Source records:
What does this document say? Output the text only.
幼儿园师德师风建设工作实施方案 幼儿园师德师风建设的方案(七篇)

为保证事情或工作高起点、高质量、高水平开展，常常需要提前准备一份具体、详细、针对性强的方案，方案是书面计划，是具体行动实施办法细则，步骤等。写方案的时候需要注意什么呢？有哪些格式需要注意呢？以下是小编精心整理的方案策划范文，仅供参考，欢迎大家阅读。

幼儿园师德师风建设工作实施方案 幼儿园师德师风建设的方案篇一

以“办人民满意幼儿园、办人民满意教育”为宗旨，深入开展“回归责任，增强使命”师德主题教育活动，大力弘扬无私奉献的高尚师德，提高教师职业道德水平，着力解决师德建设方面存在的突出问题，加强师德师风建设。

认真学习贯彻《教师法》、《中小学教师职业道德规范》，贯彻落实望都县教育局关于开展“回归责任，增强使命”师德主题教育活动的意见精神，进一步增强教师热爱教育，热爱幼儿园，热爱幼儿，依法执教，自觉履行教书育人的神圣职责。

Goal of the exercise: Exactly reproduce every line found in the records.

Answer to this task:
What does this document say? Output the text only.
幼儿园师德师风建设工作实施方案 幼儿园师德师风建设的方案(七篇)

为保证事情或工作高起点、高质量、高水平开展，常常需要提前准备一份具体、详细、针对性强的方案，方案是书面计划，是具体行动实施办法细则，步骤等。写方案的时候需要注意什么呢？有哪些格式需要注意呢？以下是小编精心整理的方案策划范文，仅供参考，欢迎大家阅读。

幼儿园师德师风建设工作实施方案 幼儿园师德师风建设的方案篇一

以“办人民满意幼儿园、办人民满意教育”为宗旨，深入开展“回归责任，增强使命”师德主题教育活动，大力弘扬无私奉献的高尚师德，提高教师职业道德水平，着力解决师德建设方面存在的突出问题，加强师德师风建设。

认真学习贯彻《教师法》、《中小学教师职业道德规范》，贯彻落实望都县教育局关于开展“回归责任，增强使命”师德主题教育活动的意见精神，进一步增强教师热爱教育，热爱幼儿园，热爱幼儿，依法执教，自觉履行教书育人的神圣职责。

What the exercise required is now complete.